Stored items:
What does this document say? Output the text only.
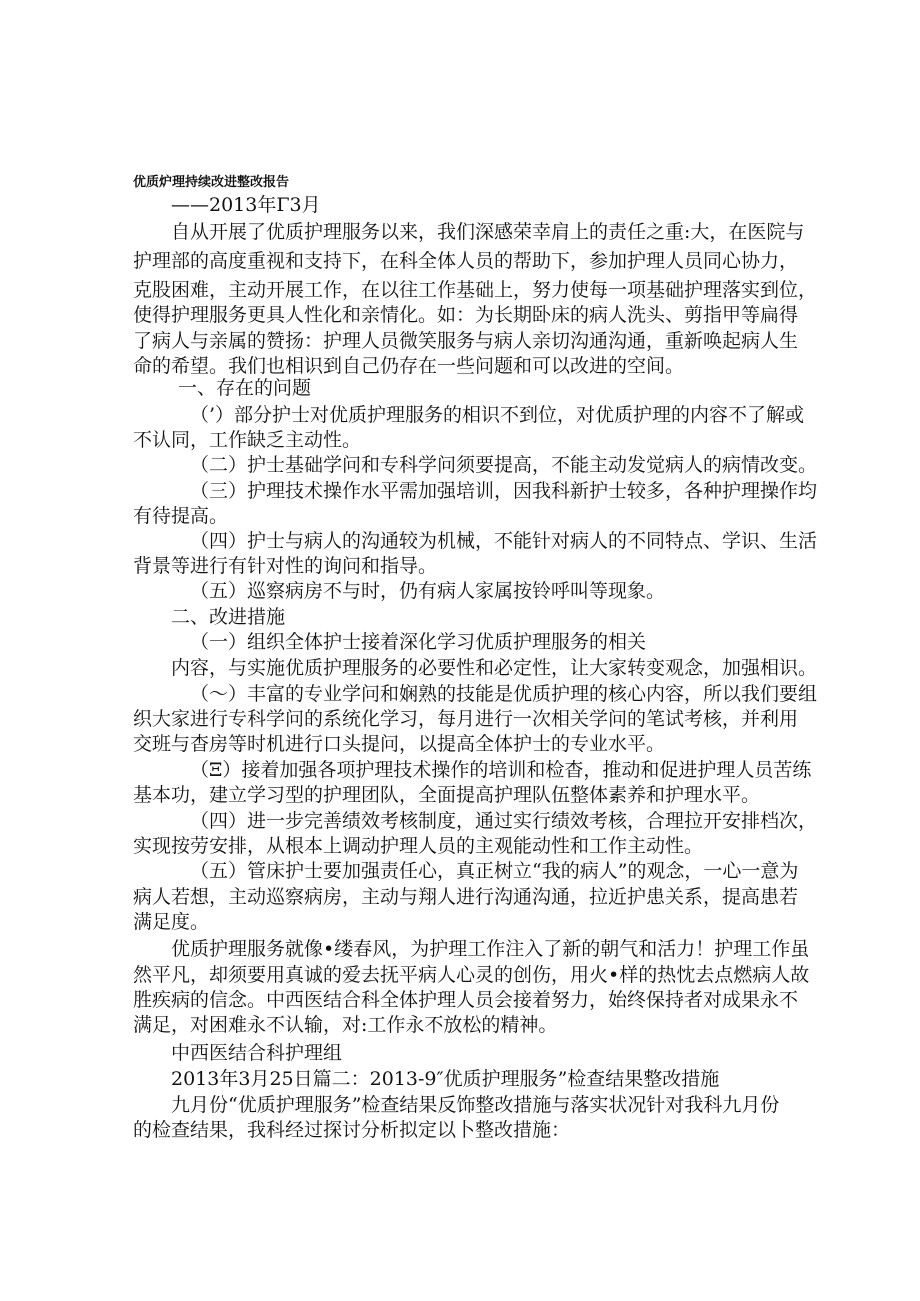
优质炉理持续改进整改报告
——2013年Γ3月
自从开展了优质护理服务以来，我们深感荣幸肩上的责任之重:大，在医院与
护理部的高度重视和支持下，在科全体人员的帮助下，参加护理人员同心协力，
克股困难，主动开展工作，在以往工作基础上，努力使每一项基础护理落实到位，
使得护理服务更具人性化和亲情化。如：为长期卧床的病人洗头、剪指甲等扁得
了病人与亲属的赞扬：护理人员微笑服务与病人亲切沟通沟通，重新唤起病人生
命的希望。我们也相识到自己仍存在一些问题和可以改进的空间。
一、存在的问题
（’）部分护士对优质护理服务的相识不到位，对优质护理的内容不了解或
不认同，工作缺乏主动性。
（二）护士基础学问和专科学问须要提高，不能主动发觉病人的病情改变。
（三）护理技术操作水平需加强培训，因我科新护士较多，各种护理操作均
有待提高。
（四）护士与病人的沟通较为机械，不能针对病人的不同特点、学识、生活
背景等进行有针对性的询问和指导。
（五）巡察病房不与时，仍有病人家属按铃呼叫等现象。
二、改进措施
（一）组织全体护士接着深化学习优质护理服务的相关
内容，与实施优质护理服务的必要性和必定性，让大家转变观念，加强相识。
（〜）丰富的专业学问和娴熟的技能是优质护理的核心内容，所以我们要组
织大家进行专科学问的系统化学习，每月进行一次相关学问的笔试考核，并利用
交班与杳房等时机进行口头提问，以提高全体护士的专业水平。
（Ξ）接着加强各项护理技术操作的培训和检杳，推动和促进护理人员苦练
基本功，建立学习型的护理团队，全面提高护理队伍整体素养和护理水平。
（四）进一步完善绩效考核制度，通过实行绩效考核，合理拉开安排档次，
实现按劳安排，从根本上调动护理人员的主观能动性和工作主动性。
（五）管床护士要加强责任心，真正树立“我的病人”的观念，一心一意为
病人若想，主动巡察病房，主动与翔人进行沟通沟通，拉近护患关系，提高患若
满足度。
优质护理服务就像•缕春风，为护理工作注入了新的朝气和活力！护理工作虽
然平凡，却须要用真诚的爱去抚平病人心灵的创伤，用火•样的热忱去点燃病人故
胜疾病的信念。中西医结合科全体护理人员会接着努力，始终保持者对成果永不
满足，对困难永不认输，对:工作永不放松的精神。
中西医结合科护理组
2013年3月25日篇二：2013-9″优质护理服务”检查结果整改措施
九月份“优质护理服务”检查结果反饰整改措施与落实状况针对我科九月份
的检查结果，我科经过探讨分析拟定以卜整改措施：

> [Task prompt]:
Output all of the records exactly as they appear above, but not the pictures.

> [Exercise answer]:
What does this document say? Output the text only.
优质炉理持续改进整改报告
——2013年Γ3月
自从开展了优质护理服务以来，我们深感荣幸肩上的责任之重:大，在医院与
护理部的高度重视和支持下，在科全体人员的帮助下，参加护理人员同心协力，
克股困难，主动开展工作，在以往工作基础上，努力使每一项基础护理落实到位，
使得护理服务更具人性化和亲情化。如：为长期卧床的病人洗头、剪指甲等扁得
了病人与亲属的赞扬：护理人员微笑服务与病人亲切沟通沟通，重新唤起病人生
命的希望。我们也相识到自己仍存在一些问题和可以改进的空间。
一、存在的问题
（’）部分护士对优质护理服务的相识不到位，对优质护理的内容不了解或
不认同，工作缺乏主动性。
（二）护士基础学问和专科学问须要提高，不能主动发觉病人的病情改变。
（三）护理技术操作水平需加强培训，因我科新护士较多，各种护理操作均
有待提高。
（四）护士与病人的沟通较为机械，不能针对病人的不同特点、学识、生活
背景等进行有针对性的询问和指导。
（五）巡察病房不与时，仍有病人家属按铃呼叫等现象。
二、改进措施
（一）组织全体护士接着深化学习优质护理服务的相关
内容，与实施优质护理服务的必要性和必定性，让大家转变观念，加强相识。
（〜）丰富的专业学问和娴熟的技能是优质护理的核心内容，所以我们要组
织大家进行专科学问的系统化学习，每月进行一次相关学问的笔试考核，并利用
交班与杳房等时机进行口头提问，以提高全体护士的专业水平。
（Ξ）接着加强各项护理技术操作的培训和检杳，推动和促进护理人员苦练
基本功，建立学习型的护理团队，全面提高护理队伍整体素养和护理水平。
（四）进一步完善绩效考核制度，通过实行绩效考核，合理拉开安排档次，
实现按劳安排，从根本上调动护理人员的主观能动性和工作主动性。
（五）管床护士要加强责任心，真正树立“我的病人”的观念，一心一意为
病人若想，主动巡察病房，主动与翔人进行沟通沟通，拉近护患关系，提高患若
满足度。
优质护理服务就像•缕春风，为护理工作注入了新的朝气和活力！护理工作虽
然平凡，却须要用真诚的爱去抚平病人心灵的创伤，用火•样的热忱去点燃病人故
胜疾病的信念。中西医结合科全体护理人员会接着努力，始终保持者对成果永不
满足，对困难永不认输，对:工作永不放松的精神。
中西医结合科护理组
2013年3月25日篇二：2013-9″优质护理服务”检查结果整改措施
九月份“优质护理服务”检查结果反饰整改措施与落实状况针对我科九月份
的检查结果，我科经过探讨分析拟定以卜整改措施：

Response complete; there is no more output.